** Start DATASET **
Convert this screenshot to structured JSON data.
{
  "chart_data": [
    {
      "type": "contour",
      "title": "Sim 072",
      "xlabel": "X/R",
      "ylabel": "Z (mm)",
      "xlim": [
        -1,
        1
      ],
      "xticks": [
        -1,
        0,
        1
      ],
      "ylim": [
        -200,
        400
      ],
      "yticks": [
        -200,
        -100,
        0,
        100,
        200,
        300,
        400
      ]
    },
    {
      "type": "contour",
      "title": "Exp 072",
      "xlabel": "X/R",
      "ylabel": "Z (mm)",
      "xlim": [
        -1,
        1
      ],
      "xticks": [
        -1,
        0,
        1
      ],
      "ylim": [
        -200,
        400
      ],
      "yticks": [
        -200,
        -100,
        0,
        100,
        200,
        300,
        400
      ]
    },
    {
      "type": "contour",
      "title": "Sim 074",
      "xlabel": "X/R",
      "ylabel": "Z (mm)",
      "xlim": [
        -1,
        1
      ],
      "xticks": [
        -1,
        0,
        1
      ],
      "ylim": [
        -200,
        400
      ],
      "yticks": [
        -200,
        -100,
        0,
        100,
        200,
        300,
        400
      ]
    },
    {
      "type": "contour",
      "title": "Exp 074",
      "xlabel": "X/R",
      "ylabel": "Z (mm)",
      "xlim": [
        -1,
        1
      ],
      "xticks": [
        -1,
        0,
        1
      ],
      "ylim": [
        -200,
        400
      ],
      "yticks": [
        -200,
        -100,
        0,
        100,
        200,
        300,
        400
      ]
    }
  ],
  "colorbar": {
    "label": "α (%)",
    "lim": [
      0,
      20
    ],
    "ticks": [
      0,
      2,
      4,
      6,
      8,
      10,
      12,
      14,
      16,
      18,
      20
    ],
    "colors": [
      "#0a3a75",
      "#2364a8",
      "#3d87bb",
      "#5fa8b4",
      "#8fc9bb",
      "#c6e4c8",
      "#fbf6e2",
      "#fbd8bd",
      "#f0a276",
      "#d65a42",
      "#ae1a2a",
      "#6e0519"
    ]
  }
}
** End DATASET **
Reproduce the data shown above exactly.

## [ANSWER]
Convert this screenshot to structured JSON data.
{
  "chart_data": [
    {
      "type": "contour",
      "title": "Sim 072",
      "xlabel": "X/R",
      "ylabel": "Z (mm)",
      "xlim": [
        -1,
        1
      ],
      "xticks": [
        -1,
        0,
        1
      ],
      "ylim": [
        -200,
        400
      ],
      "yticks": [
        -200,
        -100,
        0,
        100,
        200,
        300,
        400
      ]
    },
    {
      "type": "contour",
      "title": "Exp 072",
      "xlabel": "X/R",
      "ylabel": "Z (mm)",
      "xlim": [
        -1,
        1
      ],
      "xticks": [
        -1,
        0,
        1
      ],
      "ylim": [
        -200,
        400
      ],
      "yticks": [
        -200,
        -100,
        0,
        100,
        200,
        300,
        400
      ]
    },
    {
      "type": "contour",
      "title": "Sim 074",
      "xlabel": "X/R",
      "ylabel": "Z (mm)",
      "xlim": [
        -1,
        1
      ],
      "xticks": [
        -1,
        0,
        1
      ],
      "ylim": [
        -200,
        400
      ],
      "yticks": [
        -200,
        -100,
        0,
        100,
        200,
        300,
        400
      ]
    },
    {
      "type": "contour",
      "title": "Exp 074",
      "xlabel": "X/R",
      "ylabel": "Z (mm)",
      "xlim": [
        -1,
        1
      ],
      "xticks": [
        -1,
        0,
        1
      ],
      "ylim": [
        -200,
        400
      ],
      "yticks": [
        -200,
        -100,
        0,
        100,
        200,
        300,
        400
      ]
    }
  ],
  "colorbar": {
    "label": "α (%)",
    "lim": [
      0,
      20
    ],
    "ticks": [
      0,
      2,
      4,
      6,
      8,
      10,
      12,
      14,
      16,
      18,
      20
    ],
    "colors": [
      "#0a3a75",
      "#2364a8",
      "#3d87bb",
      "#5fa8b4",
      "#8fc9bb",
      "#c6e4c8",
      "#fbf6e2",
      "#fbd8bd",
      "#f0a276",
      "#d65a42",
      "#ae1a2a",
      "#6e0519"
    ]
  }
}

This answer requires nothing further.